Dataset items:
▼▼▼
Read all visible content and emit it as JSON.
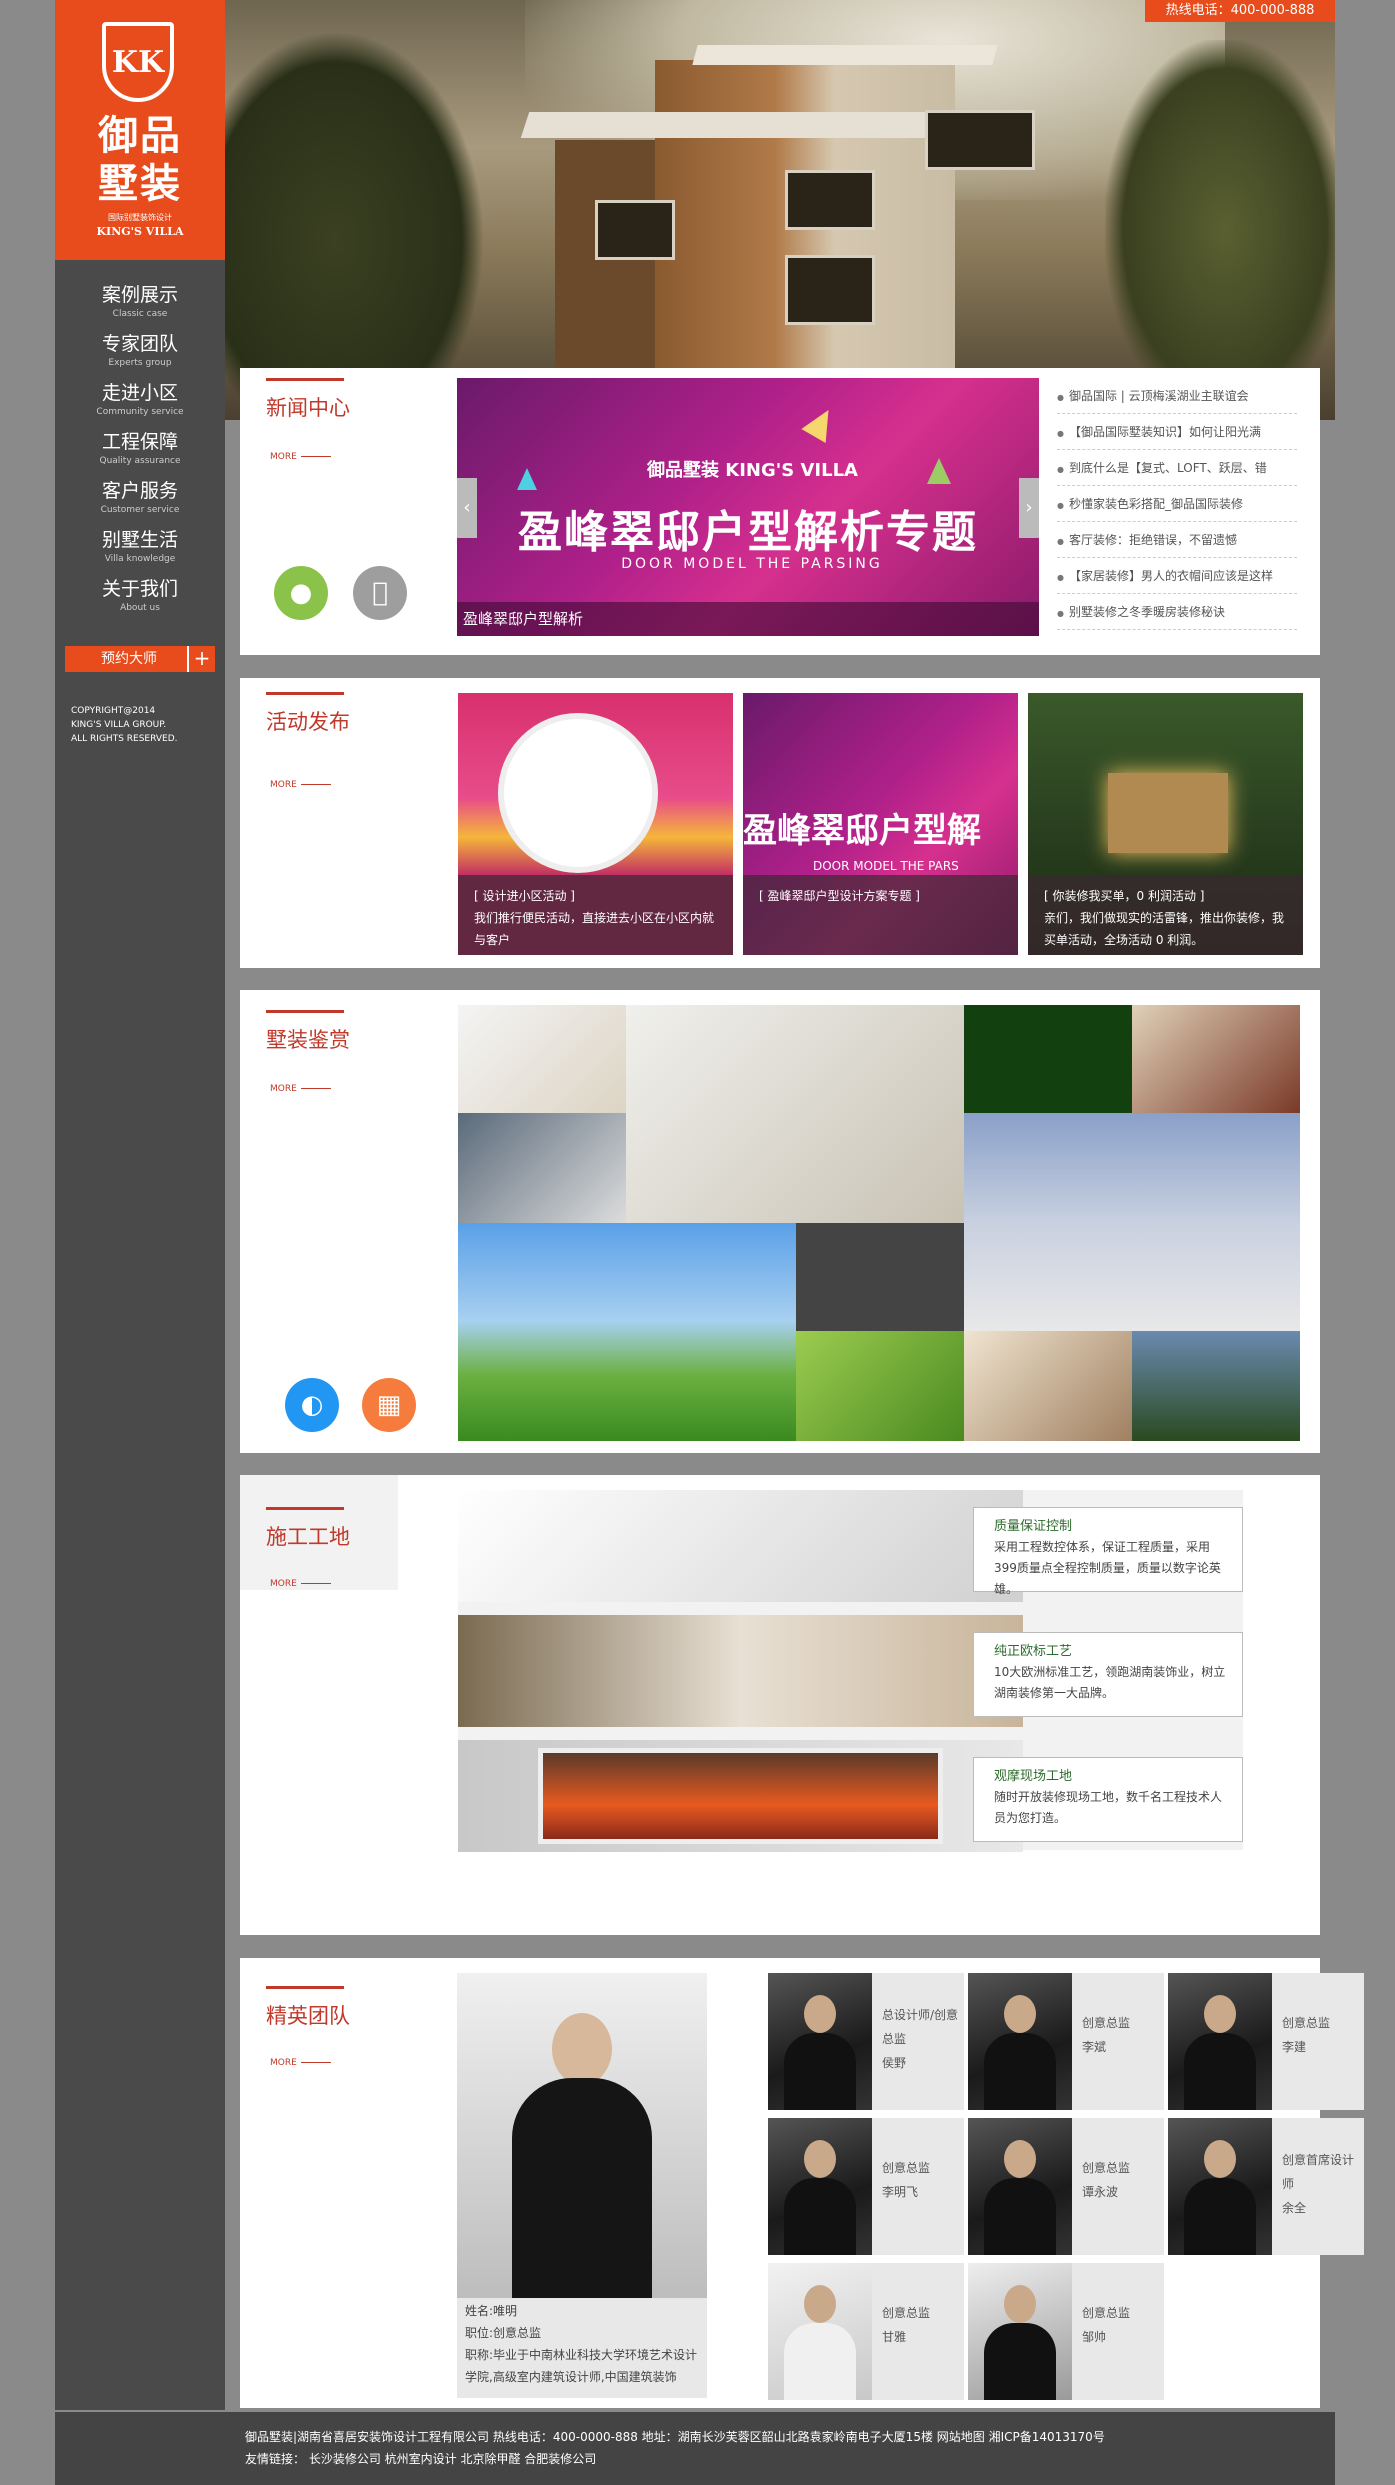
{
  "logo": {
    "mark": "KK",
    "name_line1": "御品",
    "name_line2": "墅装",
    "sub": "国际别墅装饰设计",
    "en": "KING'S VILLA"
  },
  "nav": [
    {
      "zh": "案例展示",
      "en": "Classic case"
    },
    {
      "zh": "专家团队",
      "en": "Experts group"
    },
    {
      "zh": "走进小区",
      "en": "Community service"
    },
    {
      "zh": "工程保障",
      "en": "Quality assurance"
    },
    {
      "zh": "客户服务",
      "en": "Customer service"
    },
    {
      "zh": "别墅生活",
      "en": "Villa knowledge"
    },
    {
      "zh": "关于我们",
      "en": "About us"
    }
  ],
  "book_label": "预约大师",
  "copyright": [
    "COPYRIGHT@2014",
    "KING'S VILLA GROUP.",
    "ALL RIGHTS RESERVED."
  ],
  "hotline": "热线电话：400-000-888",
  "news": {
    "title": "新闻中心",
    "more": "MORE",
    "banner_brand": "御品墅装 KING'S VILLA",
    "banner_title": "盈峰翠邸户型解析专题",
    "banner_en": "DOOR MODEL THE PARSING",
    "banner_caption": "盈峰翠邸户型解析",
    "items": [
      "御品国际 | 云顶梅溪湖业主联谊会",
      "【御品国际墅装知识】如何让阳光满",
      "到底什么是【复式、LOFT、跃层、错",
      "秒懂家装色彩搭配_御品国际装修",
      "客厅装修：拒绝错误，不留遗憾",
      "【家居装修】男人的衣帽间应该是这样",
      "别墅装修之冬季暖房装修秘诀"
    ]
  },
  "activity": {
    "title": "活动发布",
    "more": "MORE",
    "cards": [
      {
        "caption1": "[ 设计进小区活动 ]",
        "caption2": "我们推行便民活动，直接进去小区在小区内就与客户"
      },
      {
        "caption1": "[ 盈峰翠邸户型设计方案专题 ]",
        "caption2": "",
        "banner_text": "盈峰翠邸户型解",
        "banner_en": "DOOR MODEL THE PARS"
      },
      {
        "caption1": "[ 你装修我买单，0 利润活动 ]",
        "caption2": "亲们，我们做现实的活雷锋，推出你装修，我买单活动，全场活动 0 利润。"
      }
    ]
  },
  "gallery": {
    "title": "墅装鉴赏",
    "more": "MORE"
  },
  "construct": {
    "title": "施工工地",
    "more": "MORE",
    "rows": [
      {
        "heading": "质量保证控制",
        "text": "采用工程数控体系，保证工程质量，采用399质量点全程控制质量，质量以数字论英雄。"
      },
      {
        "heading": "纯正欧标工艺",
        "text": "10大欧洲标准工艺，领跑湖南装饰业，树立湖南装修第一大品牌。"
      },
      {
        "heading": "观摩现场工地",
        "text": "随时开放装修现场工地，数千名工程技术人员为您打造。"
      }
    ]
  },
  "team": {
    "title": "精英团队",
    "more": "MORE",
    "leader": {
      "name_line": "姓名:唯明",
      "role_line": "职位:创意总监",
      "title_line": "职称:毕业于中南林业科技大学环境艺术设计学院,高级室内建筑设计师,中国建筑装饰"
    },
    "members": [
      {
        "role": "总设计师/创意总监",
        "name": "侯野"
      },
      {
        "role": "创意总监",
        "name": "李斌"
      },
      {
        "role": "创意总监",
        "name": "李建"
      },
      {
        "role": "创意总监",
        "name": "李明飞"
      },
      {
        "role": "创意总监",
        "name": "谭永波"
      },
      {
        "role": "创意首席设计师",
        "name": "余全"
      },
      {
        "role": "创意总监",
        "name": "甘雅"
      },
      {
        "role": "创意总监",
        "name": "邹帅"
      }
    ]
  },
  "footer": {
    "line1": "御品墅装|湖南省喜居安装饰设计工程有限公司 热线电话：400-0000-888 地址：湖南长沙芙蓉区韶山北路袁家岭南电子大厦15楼 网站地图 湘ICP备14013170号",
    "line2": "友情链接： 长沙装修公司 杭州室内设计 北京除甲醛 合肥装修公司"
  },
  "colors": {
    "accent": "#e84c1c",
    "title_red": "#c0392b",
    "sidebar": "#4a4a4a",
    "page_bg": "#8a8a8a"
  }
}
▲▲▲
THE REQUEST » Check all the records above and select each line where the string "KING" is found.

RIGHT ANSWER »
    "en": "KING'S VILLA"
    "KING'S VILLA GROUP.",
    "banner_brand": "御品墅装 KING'S VILLA",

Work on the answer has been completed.